** Start of Material provided **
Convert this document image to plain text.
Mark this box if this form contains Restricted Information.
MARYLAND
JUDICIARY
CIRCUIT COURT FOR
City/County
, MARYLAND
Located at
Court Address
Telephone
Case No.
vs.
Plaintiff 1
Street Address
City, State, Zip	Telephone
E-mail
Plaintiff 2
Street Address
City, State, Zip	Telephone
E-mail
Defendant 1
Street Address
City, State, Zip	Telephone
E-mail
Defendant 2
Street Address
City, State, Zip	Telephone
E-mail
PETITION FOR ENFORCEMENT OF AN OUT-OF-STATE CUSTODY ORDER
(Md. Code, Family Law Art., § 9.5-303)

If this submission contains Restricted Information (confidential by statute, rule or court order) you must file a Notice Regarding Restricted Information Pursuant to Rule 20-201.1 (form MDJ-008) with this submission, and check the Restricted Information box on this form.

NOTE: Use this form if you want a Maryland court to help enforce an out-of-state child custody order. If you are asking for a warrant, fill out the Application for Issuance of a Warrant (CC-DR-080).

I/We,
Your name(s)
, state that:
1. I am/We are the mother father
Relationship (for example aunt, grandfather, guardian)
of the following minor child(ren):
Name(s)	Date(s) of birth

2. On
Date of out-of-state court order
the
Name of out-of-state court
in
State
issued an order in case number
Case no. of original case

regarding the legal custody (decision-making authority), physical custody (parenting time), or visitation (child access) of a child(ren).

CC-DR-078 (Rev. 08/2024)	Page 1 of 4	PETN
** End of Material provided **
**Task brief:** Please repeat the material above, word for word and in full.

**Solution to the problem:**
Convert this document image to plain text.
Mark this box if this form contains Restricted Information.
MARYLAND
JUDICIARY
CIRCUIT COURT FOR
City/County
, MARYLAND
Located at
Court Address
Telephone
Case No.
vs.
Plaintiff 1
Street Address
City, State, Zip	Telephone
E-mail
Plaintiff 2
Street Address
City, State, Zip	Telephone
E-mail
Defendant 1
Street Address
City, State, Zip	Telephone
E-mail
Defendant 2
Street Address
City, State, Zip	Telephone
E-mail
PETITION FOR ENFORCEMENT OF AN OUT-OF-STATE CUSTODY ORDER
(Md. Code, Family Law Art., § 9.5-303)

If this submission contains Restricted Information (confidential by statute, rule or court order) you must file a Notice Regarding Restricted Information Pursuant to Rule 20-201.1 (form MDJ-008) with this submission, and check the Restricted Information box on this form.

NOTE: Use this form if you want a Maryland court to help enforce an out-of-state child custody order. If you are asking for a warrant, fill out the Application for Issuance of a Warrant (CC-DR-080).

I/We,
Your name(s)
, state that:
1. I am/We are the mother father
Relationship (for example aunt, grandfather, guardian)
of the following minor child(ren):
Name(s)	Date(s) of birth

2. On
Date of out-of-state court order
the
Name of out-of-state court
in
State
issued an order in case number
Case no. of original case

regarding the legal custody (decision-making authority), physical custody (parenting time), or visitation (child access) of a child(ren).

CC-DR-078 (Rev. 08/2024)	Page 1 of 4	PETN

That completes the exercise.